■ **TASK TO CARRY OUT**:
Repeat every line of the data exactly, but not the pictures.

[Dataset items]

================

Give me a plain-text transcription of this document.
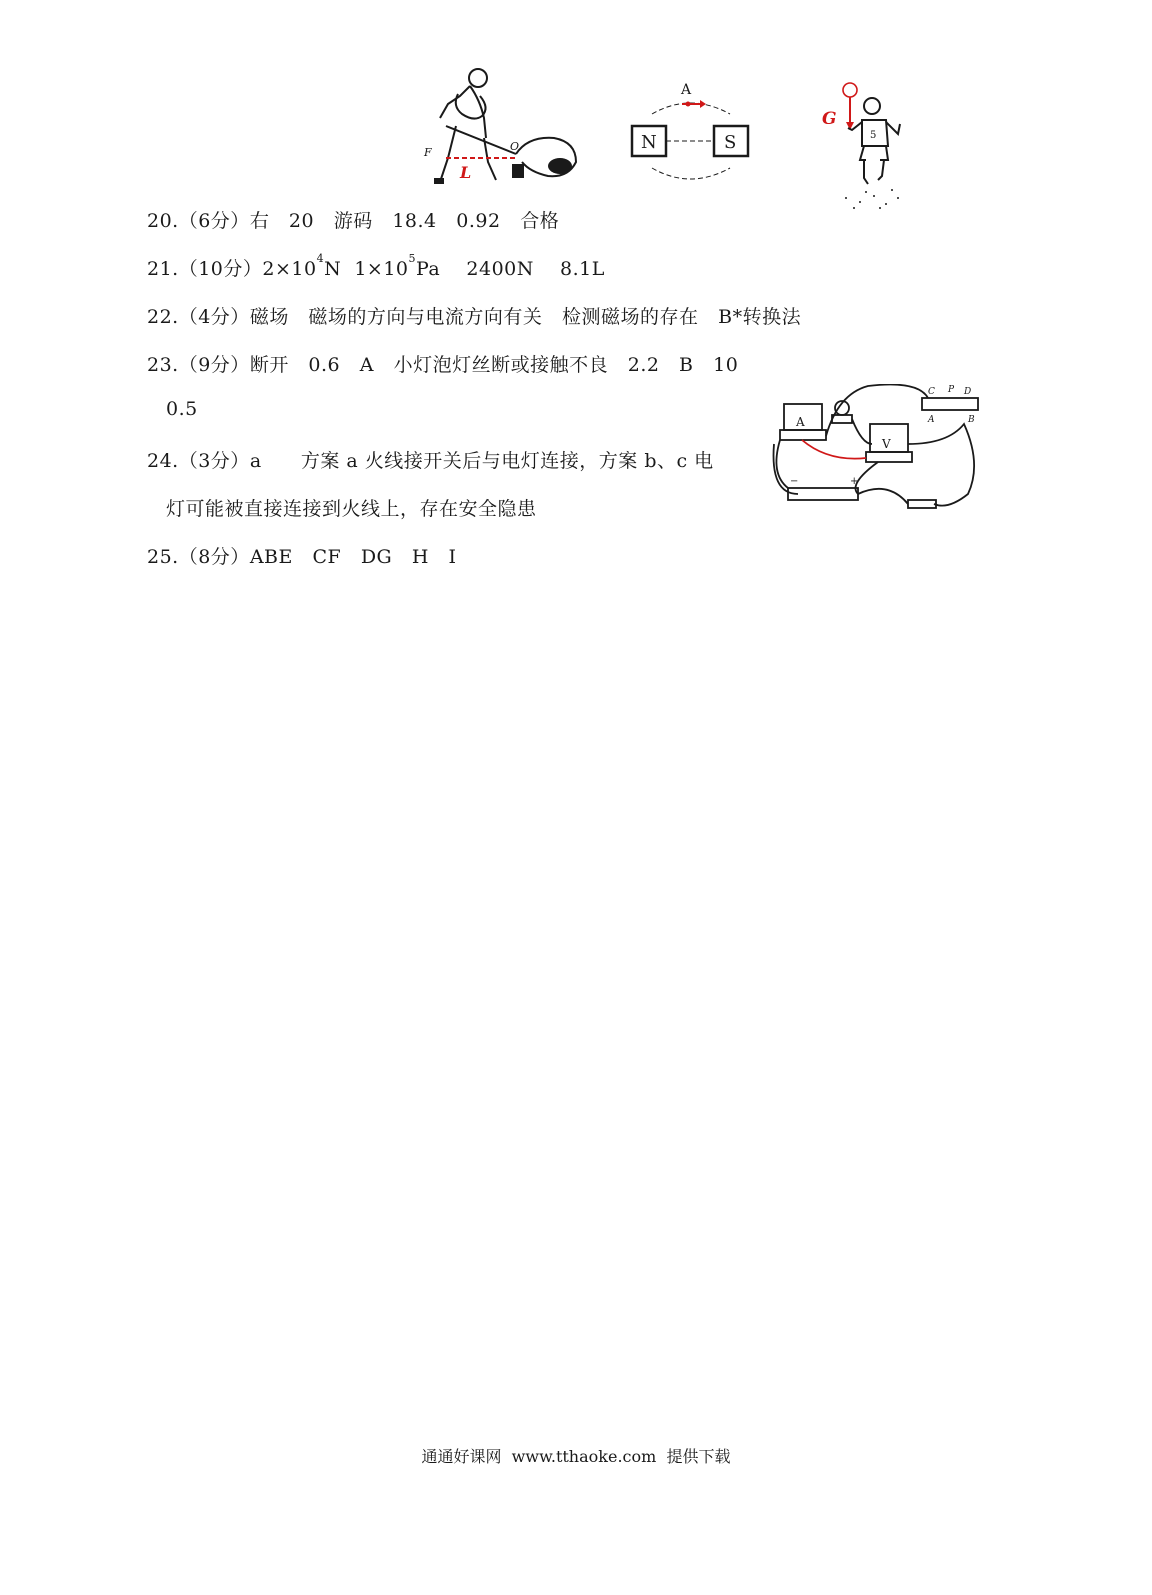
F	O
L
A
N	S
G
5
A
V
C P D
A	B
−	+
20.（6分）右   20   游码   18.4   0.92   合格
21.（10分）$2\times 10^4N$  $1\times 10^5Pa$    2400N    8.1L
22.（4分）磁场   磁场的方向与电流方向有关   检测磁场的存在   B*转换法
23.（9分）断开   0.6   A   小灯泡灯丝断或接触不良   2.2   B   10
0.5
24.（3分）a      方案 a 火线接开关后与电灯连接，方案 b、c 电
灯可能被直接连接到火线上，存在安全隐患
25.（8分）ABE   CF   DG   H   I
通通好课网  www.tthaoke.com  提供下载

================

■ **FINAL RESULT**:
Give me a plain-text transcription of this document.
F	O
L
A
N	S
G
5
A
V
C P D
A	B
−	+
20.（6分）右   20   游码   18.4   0.92   合格
21.（10分）$2\times 10^4N$  $1\times 10^5Pa$    2400N    8.1L
22.（4分）磁场   磁场的方向与电流方向有关   检测磁场的存在   B*转换法
23.（9分）断开   0.6   A   小灯泡灯丝断或接触不良   2.2   B   10
0.5
24.（3分）a      方案 a 火线接开关后与电灯连接，方案 b、c 电
灯可能被直接连接到火线上，存在安全隐患
25.（8分）ABE   CF   DG   H   I
通通好课网  www.tthaoke.com  提供下载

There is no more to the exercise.